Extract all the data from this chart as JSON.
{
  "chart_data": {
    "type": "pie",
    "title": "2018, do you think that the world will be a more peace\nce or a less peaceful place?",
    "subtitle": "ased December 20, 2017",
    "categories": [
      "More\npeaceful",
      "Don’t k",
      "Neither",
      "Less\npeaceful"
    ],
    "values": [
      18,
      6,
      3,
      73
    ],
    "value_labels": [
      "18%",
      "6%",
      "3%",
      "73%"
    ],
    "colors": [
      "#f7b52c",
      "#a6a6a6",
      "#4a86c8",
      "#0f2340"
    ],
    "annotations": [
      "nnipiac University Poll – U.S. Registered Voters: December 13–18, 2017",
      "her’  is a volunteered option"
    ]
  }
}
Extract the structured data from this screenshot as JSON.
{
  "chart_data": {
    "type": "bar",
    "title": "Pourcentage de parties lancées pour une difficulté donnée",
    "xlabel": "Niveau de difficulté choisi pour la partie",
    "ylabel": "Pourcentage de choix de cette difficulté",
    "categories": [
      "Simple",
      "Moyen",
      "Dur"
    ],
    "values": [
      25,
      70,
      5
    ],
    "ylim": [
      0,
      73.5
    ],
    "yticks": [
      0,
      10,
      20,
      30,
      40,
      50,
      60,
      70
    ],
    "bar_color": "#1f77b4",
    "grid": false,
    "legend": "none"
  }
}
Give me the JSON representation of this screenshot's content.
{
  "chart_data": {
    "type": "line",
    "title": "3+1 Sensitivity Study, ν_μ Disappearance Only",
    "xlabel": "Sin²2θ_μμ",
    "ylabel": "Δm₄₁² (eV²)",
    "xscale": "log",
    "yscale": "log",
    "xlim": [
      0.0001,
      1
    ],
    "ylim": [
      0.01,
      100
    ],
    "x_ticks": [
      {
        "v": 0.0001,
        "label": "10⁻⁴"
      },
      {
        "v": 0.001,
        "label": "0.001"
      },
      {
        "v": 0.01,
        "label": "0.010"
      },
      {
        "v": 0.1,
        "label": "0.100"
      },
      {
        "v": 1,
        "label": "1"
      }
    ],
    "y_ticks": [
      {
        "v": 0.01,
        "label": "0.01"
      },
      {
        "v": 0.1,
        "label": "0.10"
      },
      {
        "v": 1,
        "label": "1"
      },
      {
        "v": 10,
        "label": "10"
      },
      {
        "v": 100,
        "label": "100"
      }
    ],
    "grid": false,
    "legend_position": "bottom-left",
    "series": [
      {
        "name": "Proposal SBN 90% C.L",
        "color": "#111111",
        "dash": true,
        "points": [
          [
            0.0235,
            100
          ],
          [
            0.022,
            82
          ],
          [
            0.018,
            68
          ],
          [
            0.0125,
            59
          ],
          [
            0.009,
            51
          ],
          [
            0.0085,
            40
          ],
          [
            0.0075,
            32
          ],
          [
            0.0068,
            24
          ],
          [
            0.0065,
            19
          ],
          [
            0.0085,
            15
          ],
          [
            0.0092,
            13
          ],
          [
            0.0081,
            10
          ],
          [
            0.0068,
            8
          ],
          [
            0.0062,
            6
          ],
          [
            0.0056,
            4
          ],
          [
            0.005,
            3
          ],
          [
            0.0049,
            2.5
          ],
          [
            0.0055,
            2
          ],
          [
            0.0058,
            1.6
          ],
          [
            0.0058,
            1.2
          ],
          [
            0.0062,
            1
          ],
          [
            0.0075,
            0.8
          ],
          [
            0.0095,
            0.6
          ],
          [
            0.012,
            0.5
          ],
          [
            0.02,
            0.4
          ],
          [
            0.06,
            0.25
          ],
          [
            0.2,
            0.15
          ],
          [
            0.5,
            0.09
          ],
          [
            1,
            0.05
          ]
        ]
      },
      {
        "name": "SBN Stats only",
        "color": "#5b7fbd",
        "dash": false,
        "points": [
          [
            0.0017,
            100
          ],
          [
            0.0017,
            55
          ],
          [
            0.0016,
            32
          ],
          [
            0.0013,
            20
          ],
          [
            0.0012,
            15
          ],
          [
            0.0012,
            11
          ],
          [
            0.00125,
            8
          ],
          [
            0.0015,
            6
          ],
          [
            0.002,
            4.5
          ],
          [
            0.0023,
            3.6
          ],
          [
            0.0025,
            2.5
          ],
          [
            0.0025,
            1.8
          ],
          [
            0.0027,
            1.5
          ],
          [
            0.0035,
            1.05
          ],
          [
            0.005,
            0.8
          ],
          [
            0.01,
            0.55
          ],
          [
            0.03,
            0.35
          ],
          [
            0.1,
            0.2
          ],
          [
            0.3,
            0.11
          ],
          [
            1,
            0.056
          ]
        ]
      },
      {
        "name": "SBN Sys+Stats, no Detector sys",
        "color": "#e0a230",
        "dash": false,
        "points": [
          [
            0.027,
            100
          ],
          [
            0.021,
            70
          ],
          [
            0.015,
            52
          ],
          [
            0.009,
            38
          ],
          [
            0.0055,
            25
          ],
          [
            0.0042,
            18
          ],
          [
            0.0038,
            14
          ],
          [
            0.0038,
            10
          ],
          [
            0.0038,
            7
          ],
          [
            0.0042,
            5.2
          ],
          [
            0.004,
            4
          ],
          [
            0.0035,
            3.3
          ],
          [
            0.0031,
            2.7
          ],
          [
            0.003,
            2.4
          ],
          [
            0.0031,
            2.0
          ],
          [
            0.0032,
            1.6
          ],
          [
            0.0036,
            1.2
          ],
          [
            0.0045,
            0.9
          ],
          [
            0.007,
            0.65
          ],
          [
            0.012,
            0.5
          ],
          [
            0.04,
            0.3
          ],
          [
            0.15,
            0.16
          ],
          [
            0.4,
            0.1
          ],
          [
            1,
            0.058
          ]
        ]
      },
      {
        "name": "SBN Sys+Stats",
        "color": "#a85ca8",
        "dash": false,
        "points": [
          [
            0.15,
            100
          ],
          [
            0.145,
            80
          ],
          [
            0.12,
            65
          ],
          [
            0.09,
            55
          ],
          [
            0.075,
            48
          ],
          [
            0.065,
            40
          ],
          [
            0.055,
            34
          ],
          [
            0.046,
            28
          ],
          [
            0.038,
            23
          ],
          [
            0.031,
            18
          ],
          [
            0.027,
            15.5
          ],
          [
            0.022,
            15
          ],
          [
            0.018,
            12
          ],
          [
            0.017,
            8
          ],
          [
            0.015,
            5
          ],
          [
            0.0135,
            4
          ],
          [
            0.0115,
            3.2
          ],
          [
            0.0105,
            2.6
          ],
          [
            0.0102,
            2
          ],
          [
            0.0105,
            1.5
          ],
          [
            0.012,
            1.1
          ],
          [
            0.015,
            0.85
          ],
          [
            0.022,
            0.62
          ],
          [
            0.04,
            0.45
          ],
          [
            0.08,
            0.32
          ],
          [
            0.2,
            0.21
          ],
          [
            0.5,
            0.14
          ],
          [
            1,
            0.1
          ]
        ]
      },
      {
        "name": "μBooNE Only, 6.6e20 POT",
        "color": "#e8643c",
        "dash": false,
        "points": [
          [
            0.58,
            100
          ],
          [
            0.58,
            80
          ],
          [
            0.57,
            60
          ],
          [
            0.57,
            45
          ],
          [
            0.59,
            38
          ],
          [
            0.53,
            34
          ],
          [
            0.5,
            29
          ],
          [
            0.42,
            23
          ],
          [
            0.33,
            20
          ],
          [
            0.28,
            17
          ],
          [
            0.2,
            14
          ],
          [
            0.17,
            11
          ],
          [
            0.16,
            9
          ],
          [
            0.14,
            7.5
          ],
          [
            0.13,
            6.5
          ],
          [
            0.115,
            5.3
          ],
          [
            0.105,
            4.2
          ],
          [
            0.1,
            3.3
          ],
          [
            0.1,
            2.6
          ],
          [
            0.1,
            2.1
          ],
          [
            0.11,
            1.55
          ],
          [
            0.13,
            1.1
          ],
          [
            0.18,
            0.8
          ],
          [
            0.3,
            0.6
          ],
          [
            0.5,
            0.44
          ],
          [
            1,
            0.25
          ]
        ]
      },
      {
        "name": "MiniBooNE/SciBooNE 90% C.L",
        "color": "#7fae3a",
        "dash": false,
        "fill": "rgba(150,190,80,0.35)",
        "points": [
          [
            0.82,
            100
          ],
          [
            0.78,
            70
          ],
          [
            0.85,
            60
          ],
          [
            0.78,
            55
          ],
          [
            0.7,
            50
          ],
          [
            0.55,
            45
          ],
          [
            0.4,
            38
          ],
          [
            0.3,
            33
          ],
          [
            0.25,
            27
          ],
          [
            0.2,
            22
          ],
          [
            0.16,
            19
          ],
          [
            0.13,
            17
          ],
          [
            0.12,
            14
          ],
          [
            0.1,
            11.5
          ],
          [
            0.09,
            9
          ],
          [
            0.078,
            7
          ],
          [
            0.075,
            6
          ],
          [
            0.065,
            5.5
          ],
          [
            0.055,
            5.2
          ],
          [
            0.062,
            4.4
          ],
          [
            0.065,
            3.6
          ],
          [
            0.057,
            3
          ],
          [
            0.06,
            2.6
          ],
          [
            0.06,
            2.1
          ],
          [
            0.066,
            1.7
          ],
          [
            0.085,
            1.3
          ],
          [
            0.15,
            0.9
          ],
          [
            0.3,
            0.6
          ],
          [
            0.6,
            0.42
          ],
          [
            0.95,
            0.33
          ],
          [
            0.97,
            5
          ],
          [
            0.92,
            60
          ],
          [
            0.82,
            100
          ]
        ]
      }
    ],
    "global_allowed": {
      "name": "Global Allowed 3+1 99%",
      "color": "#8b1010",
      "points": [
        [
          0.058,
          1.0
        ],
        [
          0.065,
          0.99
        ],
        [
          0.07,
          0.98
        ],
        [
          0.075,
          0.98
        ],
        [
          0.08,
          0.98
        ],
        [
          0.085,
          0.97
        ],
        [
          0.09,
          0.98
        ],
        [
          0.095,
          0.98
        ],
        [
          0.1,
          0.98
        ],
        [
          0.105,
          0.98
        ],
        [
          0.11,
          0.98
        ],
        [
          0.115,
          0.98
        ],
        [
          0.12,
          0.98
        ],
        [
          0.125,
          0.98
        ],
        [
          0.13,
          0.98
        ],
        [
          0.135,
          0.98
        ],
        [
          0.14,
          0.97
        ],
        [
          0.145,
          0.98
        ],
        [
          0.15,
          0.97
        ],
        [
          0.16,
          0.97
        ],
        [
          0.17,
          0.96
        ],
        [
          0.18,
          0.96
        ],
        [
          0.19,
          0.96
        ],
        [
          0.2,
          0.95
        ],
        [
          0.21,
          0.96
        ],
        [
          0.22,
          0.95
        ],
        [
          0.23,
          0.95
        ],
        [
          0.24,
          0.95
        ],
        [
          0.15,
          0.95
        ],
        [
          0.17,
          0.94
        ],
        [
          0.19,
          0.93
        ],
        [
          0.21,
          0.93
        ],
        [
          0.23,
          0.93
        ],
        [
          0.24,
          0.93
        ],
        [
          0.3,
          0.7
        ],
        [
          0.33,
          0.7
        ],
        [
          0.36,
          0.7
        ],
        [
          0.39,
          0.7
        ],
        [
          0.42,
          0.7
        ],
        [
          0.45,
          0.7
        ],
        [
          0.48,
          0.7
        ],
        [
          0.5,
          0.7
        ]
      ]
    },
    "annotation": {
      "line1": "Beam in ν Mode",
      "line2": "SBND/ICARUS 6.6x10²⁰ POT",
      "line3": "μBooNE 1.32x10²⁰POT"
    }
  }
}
+ + + + +
§ **TO BE DONE**: Write down every line of the data above that includes the string "screenshot".

§ **RESPONSE**:
Extract the structured data from this screenshot as JSON.
Give me the JSON representation of this screenshot's content.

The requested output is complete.